[Rows from a figure dataset]
┄┄┄┄┄┄┄┄┄┄┄┄┄┄┄┄┄┄┄┄
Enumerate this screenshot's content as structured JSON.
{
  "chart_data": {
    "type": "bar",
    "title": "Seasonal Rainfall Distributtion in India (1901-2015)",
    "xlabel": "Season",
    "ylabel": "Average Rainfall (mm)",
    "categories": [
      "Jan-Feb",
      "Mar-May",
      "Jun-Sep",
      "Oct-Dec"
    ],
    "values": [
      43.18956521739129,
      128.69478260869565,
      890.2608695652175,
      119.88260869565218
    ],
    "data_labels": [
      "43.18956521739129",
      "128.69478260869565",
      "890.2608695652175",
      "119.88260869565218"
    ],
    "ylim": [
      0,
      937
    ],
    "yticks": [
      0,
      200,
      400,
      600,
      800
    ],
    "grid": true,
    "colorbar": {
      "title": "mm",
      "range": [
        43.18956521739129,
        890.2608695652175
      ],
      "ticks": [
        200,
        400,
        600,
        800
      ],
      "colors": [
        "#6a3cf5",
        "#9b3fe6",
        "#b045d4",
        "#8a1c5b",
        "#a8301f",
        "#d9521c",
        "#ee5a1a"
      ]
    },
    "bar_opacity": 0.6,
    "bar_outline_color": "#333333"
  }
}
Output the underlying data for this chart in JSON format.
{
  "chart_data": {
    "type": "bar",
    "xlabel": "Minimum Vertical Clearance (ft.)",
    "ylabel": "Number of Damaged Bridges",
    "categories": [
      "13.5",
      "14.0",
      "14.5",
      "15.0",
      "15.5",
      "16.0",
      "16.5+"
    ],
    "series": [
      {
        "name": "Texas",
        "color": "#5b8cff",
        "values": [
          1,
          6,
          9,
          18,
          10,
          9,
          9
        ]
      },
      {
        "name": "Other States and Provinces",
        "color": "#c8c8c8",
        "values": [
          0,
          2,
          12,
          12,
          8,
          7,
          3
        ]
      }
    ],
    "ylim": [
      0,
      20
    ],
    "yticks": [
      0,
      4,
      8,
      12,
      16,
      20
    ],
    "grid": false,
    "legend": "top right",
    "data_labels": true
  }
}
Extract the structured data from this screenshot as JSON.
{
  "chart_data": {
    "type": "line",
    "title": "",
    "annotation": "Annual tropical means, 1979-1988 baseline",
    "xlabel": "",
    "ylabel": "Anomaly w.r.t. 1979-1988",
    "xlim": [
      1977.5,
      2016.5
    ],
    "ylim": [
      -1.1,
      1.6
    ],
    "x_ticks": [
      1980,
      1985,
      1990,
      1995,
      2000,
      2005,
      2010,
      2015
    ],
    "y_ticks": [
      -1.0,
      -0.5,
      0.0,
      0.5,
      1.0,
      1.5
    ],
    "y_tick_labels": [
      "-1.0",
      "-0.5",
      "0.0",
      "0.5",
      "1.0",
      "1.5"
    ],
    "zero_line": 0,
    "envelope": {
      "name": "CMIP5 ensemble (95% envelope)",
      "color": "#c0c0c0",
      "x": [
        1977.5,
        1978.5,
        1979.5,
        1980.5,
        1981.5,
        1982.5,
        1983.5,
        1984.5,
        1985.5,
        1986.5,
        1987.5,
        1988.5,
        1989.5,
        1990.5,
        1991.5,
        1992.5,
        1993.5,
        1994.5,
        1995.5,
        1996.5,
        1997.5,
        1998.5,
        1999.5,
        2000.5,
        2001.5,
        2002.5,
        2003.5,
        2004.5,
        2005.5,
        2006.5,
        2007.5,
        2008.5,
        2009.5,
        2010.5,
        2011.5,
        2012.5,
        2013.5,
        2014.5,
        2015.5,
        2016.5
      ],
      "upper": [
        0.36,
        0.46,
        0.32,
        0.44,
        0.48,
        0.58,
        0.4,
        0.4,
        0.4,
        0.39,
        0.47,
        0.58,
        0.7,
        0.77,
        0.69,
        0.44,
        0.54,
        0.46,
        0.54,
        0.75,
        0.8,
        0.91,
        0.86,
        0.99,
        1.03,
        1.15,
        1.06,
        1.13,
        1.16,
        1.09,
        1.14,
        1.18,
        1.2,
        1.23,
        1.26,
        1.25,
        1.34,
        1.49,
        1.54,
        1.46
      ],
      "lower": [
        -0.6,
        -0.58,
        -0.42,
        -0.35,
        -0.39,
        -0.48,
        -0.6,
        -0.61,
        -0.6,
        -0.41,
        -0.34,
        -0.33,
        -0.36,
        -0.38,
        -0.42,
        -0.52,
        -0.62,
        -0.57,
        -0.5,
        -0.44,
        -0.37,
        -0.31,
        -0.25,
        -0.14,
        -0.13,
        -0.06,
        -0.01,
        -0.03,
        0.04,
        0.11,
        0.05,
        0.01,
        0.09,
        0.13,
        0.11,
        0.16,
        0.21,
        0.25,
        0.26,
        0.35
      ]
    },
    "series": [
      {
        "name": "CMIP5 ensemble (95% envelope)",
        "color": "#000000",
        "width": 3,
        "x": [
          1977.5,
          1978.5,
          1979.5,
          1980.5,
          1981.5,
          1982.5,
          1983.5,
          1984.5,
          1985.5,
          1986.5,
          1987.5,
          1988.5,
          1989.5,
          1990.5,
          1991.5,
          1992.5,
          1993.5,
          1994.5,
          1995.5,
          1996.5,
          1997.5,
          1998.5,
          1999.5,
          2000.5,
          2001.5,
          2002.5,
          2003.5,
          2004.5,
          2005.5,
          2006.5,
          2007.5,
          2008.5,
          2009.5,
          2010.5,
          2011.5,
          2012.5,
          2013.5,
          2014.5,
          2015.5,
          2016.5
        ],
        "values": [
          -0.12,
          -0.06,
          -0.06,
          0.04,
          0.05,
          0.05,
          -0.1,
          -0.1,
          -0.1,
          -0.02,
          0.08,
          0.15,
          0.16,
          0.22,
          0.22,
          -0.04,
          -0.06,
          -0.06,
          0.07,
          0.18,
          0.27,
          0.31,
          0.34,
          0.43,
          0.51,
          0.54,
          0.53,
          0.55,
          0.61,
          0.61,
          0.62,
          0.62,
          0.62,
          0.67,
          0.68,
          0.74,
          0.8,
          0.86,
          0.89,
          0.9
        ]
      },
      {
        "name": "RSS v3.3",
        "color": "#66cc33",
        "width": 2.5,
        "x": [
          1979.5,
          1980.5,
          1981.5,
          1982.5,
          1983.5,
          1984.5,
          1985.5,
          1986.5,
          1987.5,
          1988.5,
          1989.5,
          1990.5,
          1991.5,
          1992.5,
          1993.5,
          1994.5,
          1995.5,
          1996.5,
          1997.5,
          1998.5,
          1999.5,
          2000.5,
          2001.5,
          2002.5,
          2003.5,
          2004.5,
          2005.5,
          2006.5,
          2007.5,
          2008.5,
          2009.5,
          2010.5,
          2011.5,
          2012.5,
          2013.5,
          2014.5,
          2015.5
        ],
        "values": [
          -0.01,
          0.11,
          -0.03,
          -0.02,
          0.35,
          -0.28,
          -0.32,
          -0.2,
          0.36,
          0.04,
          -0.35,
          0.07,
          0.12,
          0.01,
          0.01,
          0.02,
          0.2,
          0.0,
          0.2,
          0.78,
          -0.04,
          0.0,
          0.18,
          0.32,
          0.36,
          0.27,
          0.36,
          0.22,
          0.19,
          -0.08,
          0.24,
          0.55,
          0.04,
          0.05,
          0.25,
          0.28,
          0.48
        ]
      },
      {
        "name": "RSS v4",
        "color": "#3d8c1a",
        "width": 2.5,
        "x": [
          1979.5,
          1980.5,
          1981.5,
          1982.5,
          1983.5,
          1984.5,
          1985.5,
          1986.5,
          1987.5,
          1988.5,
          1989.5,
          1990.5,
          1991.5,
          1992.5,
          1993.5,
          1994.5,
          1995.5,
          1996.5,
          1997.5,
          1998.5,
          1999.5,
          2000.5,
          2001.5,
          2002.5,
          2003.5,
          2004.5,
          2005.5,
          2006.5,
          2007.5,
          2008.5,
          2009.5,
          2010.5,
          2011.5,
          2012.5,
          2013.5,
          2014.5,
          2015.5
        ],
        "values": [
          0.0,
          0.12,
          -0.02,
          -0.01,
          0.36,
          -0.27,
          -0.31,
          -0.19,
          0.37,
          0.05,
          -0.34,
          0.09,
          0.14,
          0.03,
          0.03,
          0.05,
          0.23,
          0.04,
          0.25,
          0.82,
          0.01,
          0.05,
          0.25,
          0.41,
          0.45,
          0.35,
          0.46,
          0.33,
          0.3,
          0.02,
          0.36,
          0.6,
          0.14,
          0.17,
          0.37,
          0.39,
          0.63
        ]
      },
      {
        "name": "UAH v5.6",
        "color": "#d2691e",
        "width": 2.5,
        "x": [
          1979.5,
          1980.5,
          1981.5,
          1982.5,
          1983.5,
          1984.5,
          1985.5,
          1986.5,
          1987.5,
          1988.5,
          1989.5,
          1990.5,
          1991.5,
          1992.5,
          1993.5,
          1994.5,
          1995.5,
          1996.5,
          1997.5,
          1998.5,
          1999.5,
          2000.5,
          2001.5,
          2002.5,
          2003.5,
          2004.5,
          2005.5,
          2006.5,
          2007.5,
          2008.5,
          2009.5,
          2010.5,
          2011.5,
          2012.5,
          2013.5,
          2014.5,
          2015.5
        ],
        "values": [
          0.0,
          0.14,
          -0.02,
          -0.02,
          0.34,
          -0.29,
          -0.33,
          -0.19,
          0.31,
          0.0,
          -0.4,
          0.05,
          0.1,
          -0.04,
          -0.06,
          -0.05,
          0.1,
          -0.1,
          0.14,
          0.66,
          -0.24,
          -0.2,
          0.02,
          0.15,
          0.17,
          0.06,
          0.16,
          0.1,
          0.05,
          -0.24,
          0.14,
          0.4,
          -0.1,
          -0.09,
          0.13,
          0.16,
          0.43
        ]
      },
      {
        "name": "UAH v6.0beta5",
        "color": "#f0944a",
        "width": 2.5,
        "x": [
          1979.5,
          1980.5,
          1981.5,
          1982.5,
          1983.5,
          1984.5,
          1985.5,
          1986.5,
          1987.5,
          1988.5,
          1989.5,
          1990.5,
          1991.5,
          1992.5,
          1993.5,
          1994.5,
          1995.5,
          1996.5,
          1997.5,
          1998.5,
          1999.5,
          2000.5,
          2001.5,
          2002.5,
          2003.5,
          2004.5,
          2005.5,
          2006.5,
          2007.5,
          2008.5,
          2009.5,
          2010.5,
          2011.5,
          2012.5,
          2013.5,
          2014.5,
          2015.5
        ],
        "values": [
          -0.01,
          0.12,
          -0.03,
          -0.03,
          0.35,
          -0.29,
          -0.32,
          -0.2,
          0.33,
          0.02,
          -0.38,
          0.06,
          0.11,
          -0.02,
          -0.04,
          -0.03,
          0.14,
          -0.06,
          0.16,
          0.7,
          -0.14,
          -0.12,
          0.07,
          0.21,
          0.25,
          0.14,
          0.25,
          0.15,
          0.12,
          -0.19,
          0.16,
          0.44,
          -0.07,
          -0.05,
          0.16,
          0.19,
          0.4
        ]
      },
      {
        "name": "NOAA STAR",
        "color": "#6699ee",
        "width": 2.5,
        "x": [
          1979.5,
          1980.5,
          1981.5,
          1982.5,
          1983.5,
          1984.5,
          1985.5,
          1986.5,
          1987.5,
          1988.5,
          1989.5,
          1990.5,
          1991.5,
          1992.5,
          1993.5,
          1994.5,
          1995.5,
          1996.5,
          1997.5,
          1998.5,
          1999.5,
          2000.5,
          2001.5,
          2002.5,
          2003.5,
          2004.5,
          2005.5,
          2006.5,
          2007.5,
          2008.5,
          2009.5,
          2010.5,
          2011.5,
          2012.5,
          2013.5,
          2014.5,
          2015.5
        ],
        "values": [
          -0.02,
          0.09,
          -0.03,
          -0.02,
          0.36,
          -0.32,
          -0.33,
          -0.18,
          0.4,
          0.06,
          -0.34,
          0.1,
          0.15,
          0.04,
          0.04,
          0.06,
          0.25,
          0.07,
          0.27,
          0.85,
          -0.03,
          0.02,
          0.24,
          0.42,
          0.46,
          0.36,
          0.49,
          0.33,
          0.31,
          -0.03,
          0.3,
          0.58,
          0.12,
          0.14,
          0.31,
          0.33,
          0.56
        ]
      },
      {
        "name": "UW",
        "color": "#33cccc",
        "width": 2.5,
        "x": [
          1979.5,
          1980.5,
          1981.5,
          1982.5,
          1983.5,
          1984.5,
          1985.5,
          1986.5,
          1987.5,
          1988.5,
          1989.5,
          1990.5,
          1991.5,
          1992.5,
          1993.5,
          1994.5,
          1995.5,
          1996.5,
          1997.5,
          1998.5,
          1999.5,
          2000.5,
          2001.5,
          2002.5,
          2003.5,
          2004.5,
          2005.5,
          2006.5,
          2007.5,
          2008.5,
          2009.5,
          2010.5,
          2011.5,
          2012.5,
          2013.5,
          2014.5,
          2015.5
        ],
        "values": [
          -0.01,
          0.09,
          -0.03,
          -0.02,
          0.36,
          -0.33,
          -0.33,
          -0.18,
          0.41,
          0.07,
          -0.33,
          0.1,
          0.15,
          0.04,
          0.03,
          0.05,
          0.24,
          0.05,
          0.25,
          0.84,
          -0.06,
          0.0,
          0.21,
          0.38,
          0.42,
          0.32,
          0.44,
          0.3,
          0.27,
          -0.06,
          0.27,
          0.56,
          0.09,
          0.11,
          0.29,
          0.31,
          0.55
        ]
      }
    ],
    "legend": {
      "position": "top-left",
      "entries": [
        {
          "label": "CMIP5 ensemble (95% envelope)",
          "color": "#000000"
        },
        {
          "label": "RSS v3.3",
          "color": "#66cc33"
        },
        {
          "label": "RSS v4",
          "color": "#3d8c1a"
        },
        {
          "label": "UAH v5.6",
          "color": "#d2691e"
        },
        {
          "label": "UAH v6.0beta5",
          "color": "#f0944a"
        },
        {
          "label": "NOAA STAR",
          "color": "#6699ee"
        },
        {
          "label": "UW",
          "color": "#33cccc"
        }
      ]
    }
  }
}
┄┄┄┄┄┄┄┄┄┄┄┄┄┄┄┄┄┄┄┄
- [GOAL]
How many lines in the records above hold the word "structured"? Give only the number.

- [RESPONSE FOR THIS EXERCISE]
2